Items from a data source:
__________________________________________________
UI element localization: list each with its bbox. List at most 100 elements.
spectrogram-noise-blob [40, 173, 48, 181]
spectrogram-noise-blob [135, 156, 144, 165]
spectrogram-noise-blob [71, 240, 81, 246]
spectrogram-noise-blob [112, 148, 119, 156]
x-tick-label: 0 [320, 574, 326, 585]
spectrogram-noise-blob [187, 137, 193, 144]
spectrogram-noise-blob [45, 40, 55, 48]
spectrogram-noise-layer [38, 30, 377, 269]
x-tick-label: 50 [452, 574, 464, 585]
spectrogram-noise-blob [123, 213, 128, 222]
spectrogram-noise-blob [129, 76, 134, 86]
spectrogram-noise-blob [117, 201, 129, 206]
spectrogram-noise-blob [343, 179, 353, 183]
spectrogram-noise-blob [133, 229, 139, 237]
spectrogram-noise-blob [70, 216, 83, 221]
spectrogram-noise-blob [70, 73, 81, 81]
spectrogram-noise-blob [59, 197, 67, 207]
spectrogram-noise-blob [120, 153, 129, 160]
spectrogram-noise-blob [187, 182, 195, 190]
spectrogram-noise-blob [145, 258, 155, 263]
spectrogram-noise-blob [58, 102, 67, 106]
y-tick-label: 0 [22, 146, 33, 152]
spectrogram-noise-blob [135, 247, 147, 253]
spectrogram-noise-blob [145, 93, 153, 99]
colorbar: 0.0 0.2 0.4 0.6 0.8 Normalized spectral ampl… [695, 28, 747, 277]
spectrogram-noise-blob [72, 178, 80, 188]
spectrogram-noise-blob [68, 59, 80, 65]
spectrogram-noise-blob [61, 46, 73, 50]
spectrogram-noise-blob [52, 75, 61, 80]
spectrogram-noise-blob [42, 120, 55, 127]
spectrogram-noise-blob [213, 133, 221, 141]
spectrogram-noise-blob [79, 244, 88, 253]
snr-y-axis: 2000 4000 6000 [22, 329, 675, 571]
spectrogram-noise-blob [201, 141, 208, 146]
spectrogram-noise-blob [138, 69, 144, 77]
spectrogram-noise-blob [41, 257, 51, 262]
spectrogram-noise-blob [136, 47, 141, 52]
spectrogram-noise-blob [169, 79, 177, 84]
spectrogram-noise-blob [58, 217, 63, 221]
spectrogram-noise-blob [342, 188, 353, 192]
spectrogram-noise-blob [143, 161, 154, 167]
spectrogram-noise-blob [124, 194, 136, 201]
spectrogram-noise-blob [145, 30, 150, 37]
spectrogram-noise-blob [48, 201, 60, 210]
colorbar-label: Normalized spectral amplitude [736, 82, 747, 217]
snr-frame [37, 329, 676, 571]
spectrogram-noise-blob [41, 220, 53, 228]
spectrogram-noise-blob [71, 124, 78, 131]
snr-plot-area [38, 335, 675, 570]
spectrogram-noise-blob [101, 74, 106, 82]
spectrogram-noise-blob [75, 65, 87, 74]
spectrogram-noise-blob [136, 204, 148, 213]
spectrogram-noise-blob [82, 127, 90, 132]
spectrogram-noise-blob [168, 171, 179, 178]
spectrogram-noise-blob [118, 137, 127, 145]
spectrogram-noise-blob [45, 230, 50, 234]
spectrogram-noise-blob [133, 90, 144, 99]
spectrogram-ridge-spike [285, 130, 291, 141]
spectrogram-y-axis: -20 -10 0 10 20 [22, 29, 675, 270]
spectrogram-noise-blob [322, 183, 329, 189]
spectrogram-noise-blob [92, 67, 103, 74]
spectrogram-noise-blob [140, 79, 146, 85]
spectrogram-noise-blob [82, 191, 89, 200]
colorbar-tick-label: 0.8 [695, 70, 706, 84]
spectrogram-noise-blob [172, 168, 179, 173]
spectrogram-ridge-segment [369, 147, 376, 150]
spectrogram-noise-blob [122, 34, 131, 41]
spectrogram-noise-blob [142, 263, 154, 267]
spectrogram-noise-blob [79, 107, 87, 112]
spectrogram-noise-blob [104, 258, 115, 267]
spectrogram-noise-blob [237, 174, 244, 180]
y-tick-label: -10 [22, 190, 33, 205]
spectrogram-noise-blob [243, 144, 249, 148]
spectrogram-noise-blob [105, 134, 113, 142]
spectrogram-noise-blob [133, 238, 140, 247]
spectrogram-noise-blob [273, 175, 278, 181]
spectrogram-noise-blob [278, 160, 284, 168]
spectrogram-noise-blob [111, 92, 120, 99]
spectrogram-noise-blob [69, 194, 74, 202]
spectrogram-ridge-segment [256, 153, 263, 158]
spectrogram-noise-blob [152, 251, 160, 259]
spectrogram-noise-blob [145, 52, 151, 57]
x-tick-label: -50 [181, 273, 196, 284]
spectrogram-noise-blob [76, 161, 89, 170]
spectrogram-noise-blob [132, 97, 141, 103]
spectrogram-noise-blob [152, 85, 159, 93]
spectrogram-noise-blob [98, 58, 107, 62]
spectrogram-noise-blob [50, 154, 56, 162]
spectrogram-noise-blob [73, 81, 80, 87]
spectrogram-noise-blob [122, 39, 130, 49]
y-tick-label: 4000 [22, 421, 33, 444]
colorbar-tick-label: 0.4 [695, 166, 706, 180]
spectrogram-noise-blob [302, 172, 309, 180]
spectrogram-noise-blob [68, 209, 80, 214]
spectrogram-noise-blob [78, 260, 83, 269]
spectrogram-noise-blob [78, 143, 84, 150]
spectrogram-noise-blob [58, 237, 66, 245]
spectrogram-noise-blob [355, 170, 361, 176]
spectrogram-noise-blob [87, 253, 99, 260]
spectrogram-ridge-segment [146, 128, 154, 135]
__________________________________________________
◆ REQUIRED TASK
Output every line of the rows as a JSON list of strings, one string per line, omitting any blank lines.

◆ OUTPUT FOR THIS TASK
[
  "UI element localization: list each with its bbox. List at most 100 elements.",
  "spectrogram-noise-blob [40, 173, 48, 181]",
  "spectrogram-noise-blob [135, 156, 144, 165]",
  "spectrogram-noise-blob [71, 240, 81, 246]",
  "spectrogram-noise-blob [112, 148, 119, 156]",
  "x-tick-label: 0 [320, 574, 326, 585]",
  "spectrogram-noise-blob [187, 137, 193, 144]",
  "spectrogram-noise-blob [45, 40, 55, 48]",
  "spectrogram-noise-layer [38, 30, 377, 269]",
  "x-tick-label: 50 [452, 574, 464, 585]",
  "spectrogram-noise-blob [123, 213, 128, 222]",
  "spectrogram-noise-blob [129, 76, 134, 86]",
  "spectrogram-noise-blob [117, 201, 129, 206]",
  "spectrogram-noise-blob [343, 179, 353, 183]",
  "spectrogram-noise-blob [133, 229, 139, 237]",
  "spectrogram-noise-blob [70, 216, 83, 221]",
  "spectrogram-noise-blob [70, 73, 81, 81]",
  "spectrogram-noise-blob [59, 197, 67, 207]",
  "spectrogram-noise-blob [120, 153, 129, 160]",
  "spectrogram-noise-blob [187, 182, 195, 190]",
  "spectrogram-noise-blob [145, 258, 155, 263]",
  "spectrogram-noise-blob [58, 102, 67, 106]",
  "y-tick-label: 0 [22, 146, 33, 152]",
  "spectrogram-noise-blob [135, 247, 147, 253]",
  "spectrogram-noise-blob [145, 93, 153, 99]",
  "colorbar: 0.0 0.2 0.4 0.6 0.8 Normalized spectral ampl… [695, 28, 747, 277]",
  "spectrogram-noise-blob [72, 178, 80, 188]",
  "spectrogram-noise-blob [68, 59, 80, 65]",
  "spectrogram-noise-blob [61, 46, 73, 50]",
  "spectrogram-noise-blob [52, 75, 61, 80]",
  "spectrogram-noise-blob [42, 120, 55, 127]",
  "spectrogram-noise-blob [213, 133, 221, 141]",
  "spectrogram-noise-blob [79, 244, 88, 253]",
  "snr-y-axis: 2000 4000 6000 [22, 329, 675, 571]",
  "spectrogram-noise-blob [201, 141, 208, 146]",
  "spectrogram-noise-blob [138, 69, 144, 77]",
  "spectrogram-noise-blob [41, 257, 51, 262]",
  "spectrogram-noise-blob [136, 47, 141, 52]",
  "spectrogram-noise-blob [169, 79, 177, 84]",
  "spectrogram-noise-blob [58, 217, 63, 221]",
  "spectrogram-noise-blob [342, 188, 353, 192]",
  "spectrogram-noise-blob [143, 161, 154, 167]",
  "spectrogram-noise-blob [124, 194, 136, 201]",
  "spectrogram-noise-blob [145, 30, 150, 37]",
  "spectrogram-noise-blob [48, 201, 60, 210]",
  "colorbar-label: Normalized spectral amplitude [736, 82, 747, 217]",
  "snr-frame [37, 329, 676, 571]",
  "spectrogram-noise-blob [41, 220, 53, 228]",
  "spectrogram-noise-blob [71, 124, 78, 131]",
  "snr-plot-area [38, 335, 675, 570]",
  "spectrogram-noise-blob [101, 74, 106, 82]",
  "spectrogram-noise-blob [75, 65, 87, 74]",
  "spectrogram-noise-blob [136, 204, 148, 213]",
  "spectrogram-noise-blob [82, 127, 90, 132]",
  "spectrogram-noise-blob [168, 171, 179, 178]",
  "spectrogram-noise-blob [118, 137, 127, 145]",
  "spectrogram-noise-blob [45, 230, 50, 234]",
  "spectrogram-noise-blob [133, 90, 144, 99]",
  "spectrogram-ridge-spike [285, 130, 291, 141]",
  "spectrogram-y-axis: -20 -10 0 10 20 [22, 29, 675, 270]",
  "spectrogram-noise-blob [322, 183, 329, 189]",
  "spectrogram-noise-blob [92, 67, 103, 74]",
  "spectrogram-noise-blob [140, 79, 146, 85]",
  "spectrogram-noise-blob [82, 191, 89, 200]",
  "colorbar-tick-label: 0.8 [695, 70, 706, 84]",
  "spectrogram-noise-blob [172, 168, 179, 173]",
  "spectrogram-ridge-segment [369, 147, 376, 150]",
  "spectrogram-noise-blob [122, 34, 131, 41]",
  "spectrogram-noise-blob [142, 263, 154, 267]",
  "spectrogram-noise-blob [79, 107, 87, 112]",
  "spectrogram-noise-blob [104, 258, 115, 267]",
  "spectrogram-noise-blob [237, 174, 244, 180]",
  "y-tick-label: -10 [22, 190, 33, 205]",
  "spectrogram-noise-blob [243, 144, 249, 148]",
  "spectrogram-noise-blob [105, 134, 113, 142]",
  "spectrogram-noise-blob [133, 238, 140, 247]",
  "spectrogram-noise-blob [273, 175, 278, 181]",
  "spectrogram-noise-blob [278, 160, 284, 168]",
  "spectrogram-noise-blob [111, 92, 120, 99]",
  "spectrogram-noise-blob [69, 194, 74, 202]",
  "spectrogram-ridge-segment [256, 153, 263, 158]",
  "spectrogram-noise-blob [152, 251, 160, 259]",
  "spectrogram-noise-blob [145, 52, 151, 57]",
  "x-tick-label: -50 [181, 273, 196, 284]",
  "spectrogram-noise-blob [76, 161, 89, 170]",
  "spectrogram-noise-blob [132, 97, 141, 103]",
  "spectrogram-noise-blob [152, 85, 159, 93]",
  "spectrogram-noise-blob [98, 58, 107, 62]",
  "spectrogram-noise-blob [50, 154, 56, 162]",
  "spectrogram-noise-blob [73, 81, 80, 87]",
  "spectrogram-noise-blob [122, 39, 130, 49]",
  "y-tick-label: 4000 [22, 421, 33, 444]",
  "colorbar-tick-label: 0.4 [695, 166, 706, 180]",
  "spectrogram-noise-blob [302, 172, 309, 180]",
  "spectrogram-noise-blob [68, 209, 80, 214]",
  "spectrogram-noise-blob [78, 260, 83, 269]",
  "spectrogram-noise-blob [78, 143, 84, 150]",
  "spectrogram-noise-blob [58, 237, 66, 245]",
  "spectrogram-noise-blob [355, 170, 361, 176]",
  "spectrogram-noise-blob [87, 253, 99, 260]",
  "spectrogram-ridge-segment [146, 128, 154, 135]"
]